Short task:
List every full-sentence question that ends with a question mark in the blog post on John 3. Include those the writer asks and those attributed to others.

Selected passage:
Monday, October 26, 2009

John 2/3

So, I left of at John 3:8

Nic says, and I'm assuming he's speaking without guile or cynicism considering how Jesus responds, "how can these things be?"

Jesus is like "you're a smart guy, a religious professor, but you still don't get it? This is reality, We talk about what we know and what we've seen, but you don't think it's true" Is Jesus speaking in the royal we here? It seems so, because this is a sort of (gentle?) accusation against the religious teachers of the day. He says that he told Nic about earthly things and he wasn't getting it, how would he understand heavenly things. So, salvation is an earthly occurrence, as real and natural to God as birth is to us.

He says that no one has gone up into Heaven except the guy who came down from heaven, himself, the Son of Man. I'm not entirely sure about this part, except that I know that all of John is Jesus as God, and surely it is a heavenly trait to be able to dwell in and leave heaven at will. Then, on the tails of claiming to be God he refers to Moses and gives prophesy of his crucifixion.

Provided data:

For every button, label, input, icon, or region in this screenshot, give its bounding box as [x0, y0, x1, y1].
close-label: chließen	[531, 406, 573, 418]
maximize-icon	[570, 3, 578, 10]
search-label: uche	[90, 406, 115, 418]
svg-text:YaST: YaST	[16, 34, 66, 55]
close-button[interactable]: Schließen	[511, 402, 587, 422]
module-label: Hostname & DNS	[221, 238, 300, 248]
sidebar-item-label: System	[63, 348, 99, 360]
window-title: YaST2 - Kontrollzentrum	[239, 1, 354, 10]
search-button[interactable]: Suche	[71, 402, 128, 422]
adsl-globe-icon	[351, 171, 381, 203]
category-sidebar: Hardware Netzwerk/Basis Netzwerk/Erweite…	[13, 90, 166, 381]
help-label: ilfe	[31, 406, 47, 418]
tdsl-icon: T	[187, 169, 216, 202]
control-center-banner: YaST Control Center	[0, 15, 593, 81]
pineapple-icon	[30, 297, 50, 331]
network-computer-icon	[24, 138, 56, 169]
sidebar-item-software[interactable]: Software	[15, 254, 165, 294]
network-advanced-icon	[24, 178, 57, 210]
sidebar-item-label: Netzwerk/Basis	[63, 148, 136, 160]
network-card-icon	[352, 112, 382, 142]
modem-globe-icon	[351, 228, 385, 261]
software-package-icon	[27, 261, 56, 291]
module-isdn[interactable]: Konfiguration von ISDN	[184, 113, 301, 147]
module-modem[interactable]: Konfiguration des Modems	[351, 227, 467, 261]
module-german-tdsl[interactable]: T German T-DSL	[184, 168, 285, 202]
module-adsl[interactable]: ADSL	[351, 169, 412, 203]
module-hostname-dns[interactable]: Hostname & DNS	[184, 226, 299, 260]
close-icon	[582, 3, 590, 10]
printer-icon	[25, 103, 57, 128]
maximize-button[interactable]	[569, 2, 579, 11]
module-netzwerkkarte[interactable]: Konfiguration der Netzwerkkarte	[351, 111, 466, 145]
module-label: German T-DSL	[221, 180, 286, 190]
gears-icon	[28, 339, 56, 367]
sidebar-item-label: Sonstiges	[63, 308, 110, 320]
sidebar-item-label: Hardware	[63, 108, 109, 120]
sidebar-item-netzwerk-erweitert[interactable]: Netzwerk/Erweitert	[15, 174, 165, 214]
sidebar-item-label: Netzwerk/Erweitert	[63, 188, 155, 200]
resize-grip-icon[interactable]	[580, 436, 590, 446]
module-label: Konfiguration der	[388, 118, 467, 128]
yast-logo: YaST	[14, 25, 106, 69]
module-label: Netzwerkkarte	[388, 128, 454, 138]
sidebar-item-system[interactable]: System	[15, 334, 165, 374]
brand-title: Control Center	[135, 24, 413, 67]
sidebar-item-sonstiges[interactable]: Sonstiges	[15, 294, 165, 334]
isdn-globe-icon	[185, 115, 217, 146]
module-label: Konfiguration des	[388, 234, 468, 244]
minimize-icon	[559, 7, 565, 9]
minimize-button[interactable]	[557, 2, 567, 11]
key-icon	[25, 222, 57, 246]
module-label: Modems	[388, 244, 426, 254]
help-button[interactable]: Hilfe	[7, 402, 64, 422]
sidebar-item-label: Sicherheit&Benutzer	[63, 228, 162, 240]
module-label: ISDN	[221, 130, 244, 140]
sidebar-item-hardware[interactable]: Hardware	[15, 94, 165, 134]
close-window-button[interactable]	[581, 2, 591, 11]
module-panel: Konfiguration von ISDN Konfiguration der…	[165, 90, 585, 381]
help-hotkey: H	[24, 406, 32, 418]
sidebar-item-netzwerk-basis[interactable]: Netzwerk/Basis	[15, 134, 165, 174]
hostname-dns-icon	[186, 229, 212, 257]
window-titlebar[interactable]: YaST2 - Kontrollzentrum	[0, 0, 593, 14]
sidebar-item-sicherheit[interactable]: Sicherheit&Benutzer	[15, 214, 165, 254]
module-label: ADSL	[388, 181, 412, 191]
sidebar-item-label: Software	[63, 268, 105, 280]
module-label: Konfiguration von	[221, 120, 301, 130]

Answer to this problem:
- "how can these things be?" (Nic)
- "you're a smart guy, a religious professor, but you still don't get it?" (Jesus)
- "Is Jesus speaking in the royal we here?" (the writer)